From the entries below, copy every line holding the word "keywords".
********
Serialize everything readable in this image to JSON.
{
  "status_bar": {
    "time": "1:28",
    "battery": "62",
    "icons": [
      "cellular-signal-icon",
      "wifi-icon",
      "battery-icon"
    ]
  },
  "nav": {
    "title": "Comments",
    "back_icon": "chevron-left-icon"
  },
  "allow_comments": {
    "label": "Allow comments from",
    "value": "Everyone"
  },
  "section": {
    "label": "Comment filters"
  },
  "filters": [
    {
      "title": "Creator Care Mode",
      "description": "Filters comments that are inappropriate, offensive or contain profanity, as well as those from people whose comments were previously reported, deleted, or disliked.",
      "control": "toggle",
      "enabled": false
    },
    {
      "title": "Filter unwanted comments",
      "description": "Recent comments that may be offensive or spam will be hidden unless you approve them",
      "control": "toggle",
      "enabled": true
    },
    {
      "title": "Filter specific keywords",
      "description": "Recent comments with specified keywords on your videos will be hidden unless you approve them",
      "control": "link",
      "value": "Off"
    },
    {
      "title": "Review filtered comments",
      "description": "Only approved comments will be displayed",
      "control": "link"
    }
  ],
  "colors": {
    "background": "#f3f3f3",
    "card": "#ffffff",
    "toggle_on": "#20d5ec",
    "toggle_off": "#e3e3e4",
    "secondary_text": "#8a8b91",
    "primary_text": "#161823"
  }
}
********
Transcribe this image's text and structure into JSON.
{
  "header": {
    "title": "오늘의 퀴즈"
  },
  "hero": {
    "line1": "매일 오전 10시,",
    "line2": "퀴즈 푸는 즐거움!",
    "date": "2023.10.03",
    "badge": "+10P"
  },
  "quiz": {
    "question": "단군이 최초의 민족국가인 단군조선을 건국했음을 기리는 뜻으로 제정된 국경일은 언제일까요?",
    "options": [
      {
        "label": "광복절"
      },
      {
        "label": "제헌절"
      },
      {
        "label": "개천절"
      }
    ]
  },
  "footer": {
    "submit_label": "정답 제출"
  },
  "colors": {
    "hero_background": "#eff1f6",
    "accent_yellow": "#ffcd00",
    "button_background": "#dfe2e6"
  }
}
********
■ COMPLETED TASK
      "title": "Filter specific keywords",
      "description": "Recent comments with specified keywords on your videos will be hidden unless you approve them",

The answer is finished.